* _Objective_
Which lines in the material below contain the word "cubic"? Copy each of them.

* _Exercise data_

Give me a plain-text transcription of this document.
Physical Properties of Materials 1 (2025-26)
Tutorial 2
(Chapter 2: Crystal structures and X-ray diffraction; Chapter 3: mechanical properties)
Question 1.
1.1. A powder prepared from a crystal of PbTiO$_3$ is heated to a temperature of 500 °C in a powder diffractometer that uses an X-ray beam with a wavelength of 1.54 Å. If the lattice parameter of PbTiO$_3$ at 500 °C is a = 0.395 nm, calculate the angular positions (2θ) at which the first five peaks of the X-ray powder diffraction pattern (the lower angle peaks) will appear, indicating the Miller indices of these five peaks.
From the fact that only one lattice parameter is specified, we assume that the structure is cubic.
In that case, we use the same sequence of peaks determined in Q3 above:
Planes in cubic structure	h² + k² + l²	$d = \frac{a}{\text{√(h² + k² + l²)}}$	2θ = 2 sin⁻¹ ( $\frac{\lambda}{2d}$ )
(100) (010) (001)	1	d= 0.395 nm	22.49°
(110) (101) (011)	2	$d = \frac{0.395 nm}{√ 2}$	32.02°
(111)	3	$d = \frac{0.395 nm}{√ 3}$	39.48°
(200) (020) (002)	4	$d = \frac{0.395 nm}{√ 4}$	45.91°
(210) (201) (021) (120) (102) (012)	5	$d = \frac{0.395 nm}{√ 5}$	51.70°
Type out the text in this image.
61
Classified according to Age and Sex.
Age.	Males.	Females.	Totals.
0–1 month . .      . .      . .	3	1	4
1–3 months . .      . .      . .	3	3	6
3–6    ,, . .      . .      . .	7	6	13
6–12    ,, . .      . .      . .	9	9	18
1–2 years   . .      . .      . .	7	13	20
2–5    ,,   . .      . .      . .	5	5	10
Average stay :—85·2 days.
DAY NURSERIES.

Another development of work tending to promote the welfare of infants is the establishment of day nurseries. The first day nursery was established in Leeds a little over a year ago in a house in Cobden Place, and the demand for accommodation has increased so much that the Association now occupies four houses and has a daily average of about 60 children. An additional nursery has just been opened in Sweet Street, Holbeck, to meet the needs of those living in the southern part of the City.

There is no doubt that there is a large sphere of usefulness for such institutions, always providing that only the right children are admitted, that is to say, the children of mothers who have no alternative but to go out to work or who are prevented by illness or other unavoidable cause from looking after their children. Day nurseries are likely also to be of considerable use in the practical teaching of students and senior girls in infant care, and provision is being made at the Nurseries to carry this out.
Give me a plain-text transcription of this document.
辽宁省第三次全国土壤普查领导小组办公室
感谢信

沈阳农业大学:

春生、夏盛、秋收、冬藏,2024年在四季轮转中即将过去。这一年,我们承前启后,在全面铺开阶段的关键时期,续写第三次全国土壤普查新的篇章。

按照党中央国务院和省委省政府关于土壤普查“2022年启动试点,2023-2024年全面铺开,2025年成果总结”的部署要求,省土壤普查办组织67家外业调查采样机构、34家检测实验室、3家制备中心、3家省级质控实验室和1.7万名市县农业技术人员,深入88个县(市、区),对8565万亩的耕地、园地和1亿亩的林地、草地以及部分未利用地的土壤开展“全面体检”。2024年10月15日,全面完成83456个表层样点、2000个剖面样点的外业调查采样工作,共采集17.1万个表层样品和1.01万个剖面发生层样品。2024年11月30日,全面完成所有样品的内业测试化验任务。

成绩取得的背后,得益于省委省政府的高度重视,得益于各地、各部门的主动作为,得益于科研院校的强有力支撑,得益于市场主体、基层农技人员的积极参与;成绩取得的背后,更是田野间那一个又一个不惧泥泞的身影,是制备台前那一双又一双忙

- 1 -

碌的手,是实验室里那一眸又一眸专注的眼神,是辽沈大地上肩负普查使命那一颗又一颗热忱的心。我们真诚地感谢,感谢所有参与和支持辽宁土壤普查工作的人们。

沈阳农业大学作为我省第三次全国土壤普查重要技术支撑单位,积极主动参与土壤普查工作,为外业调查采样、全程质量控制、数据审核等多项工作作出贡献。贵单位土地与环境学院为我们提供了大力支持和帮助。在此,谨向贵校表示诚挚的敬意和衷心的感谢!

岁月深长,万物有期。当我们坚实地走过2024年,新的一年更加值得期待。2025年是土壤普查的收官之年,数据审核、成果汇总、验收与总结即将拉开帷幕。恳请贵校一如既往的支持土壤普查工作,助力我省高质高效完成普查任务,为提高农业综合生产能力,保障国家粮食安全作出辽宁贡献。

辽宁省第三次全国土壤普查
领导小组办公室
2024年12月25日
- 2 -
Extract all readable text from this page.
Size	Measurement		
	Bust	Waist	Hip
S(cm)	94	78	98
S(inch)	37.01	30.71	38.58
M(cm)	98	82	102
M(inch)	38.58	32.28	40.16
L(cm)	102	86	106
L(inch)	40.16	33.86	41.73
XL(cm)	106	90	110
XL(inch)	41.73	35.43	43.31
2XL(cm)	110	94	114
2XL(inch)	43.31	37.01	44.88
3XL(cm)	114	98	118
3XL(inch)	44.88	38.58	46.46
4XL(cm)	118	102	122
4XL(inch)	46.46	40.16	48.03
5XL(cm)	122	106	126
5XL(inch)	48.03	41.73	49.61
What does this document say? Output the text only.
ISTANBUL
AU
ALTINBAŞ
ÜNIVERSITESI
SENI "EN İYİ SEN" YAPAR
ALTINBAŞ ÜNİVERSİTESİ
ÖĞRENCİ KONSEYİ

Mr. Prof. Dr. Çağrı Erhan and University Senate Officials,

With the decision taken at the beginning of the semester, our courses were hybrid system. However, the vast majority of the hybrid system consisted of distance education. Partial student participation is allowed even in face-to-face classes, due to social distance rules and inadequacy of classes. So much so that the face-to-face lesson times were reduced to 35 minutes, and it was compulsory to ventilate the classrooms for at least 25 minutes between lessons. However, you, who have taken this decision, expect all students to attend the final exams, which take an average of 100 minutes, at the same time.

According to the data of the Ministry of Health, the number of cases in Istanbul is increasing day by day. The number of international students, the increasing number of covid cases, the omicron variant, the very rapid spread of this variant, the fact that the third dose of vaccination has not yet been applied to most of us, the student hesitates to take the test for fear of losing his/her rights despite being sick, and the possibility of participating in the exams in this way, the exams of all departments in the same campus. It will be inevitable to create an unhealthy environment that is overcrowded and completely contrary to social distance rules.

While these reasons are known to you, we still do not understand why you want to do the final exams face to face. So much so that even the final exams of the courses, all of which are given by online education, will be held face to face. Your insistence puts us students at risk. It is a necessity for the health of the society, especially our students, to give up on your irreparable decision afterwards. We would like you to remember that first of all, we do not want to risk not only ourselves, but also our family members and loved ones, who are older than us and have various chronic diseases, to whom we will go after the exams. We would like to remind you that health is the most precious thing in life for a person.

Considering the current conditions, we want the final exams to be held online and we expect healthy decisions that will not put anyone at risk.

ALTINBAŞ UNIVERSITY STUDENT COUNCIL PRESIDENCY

* _Exercise output_
From the fact that only one lattice parameter is specified, we assume that the structure is cubic.
Planes in cubic structure	h² + k² + l²	$d = \frac{a}{\text{√(h² + k² + l²)}}$	2θ = 2 sin⁻¹ ( $\frac{\lambda}{2d}$ )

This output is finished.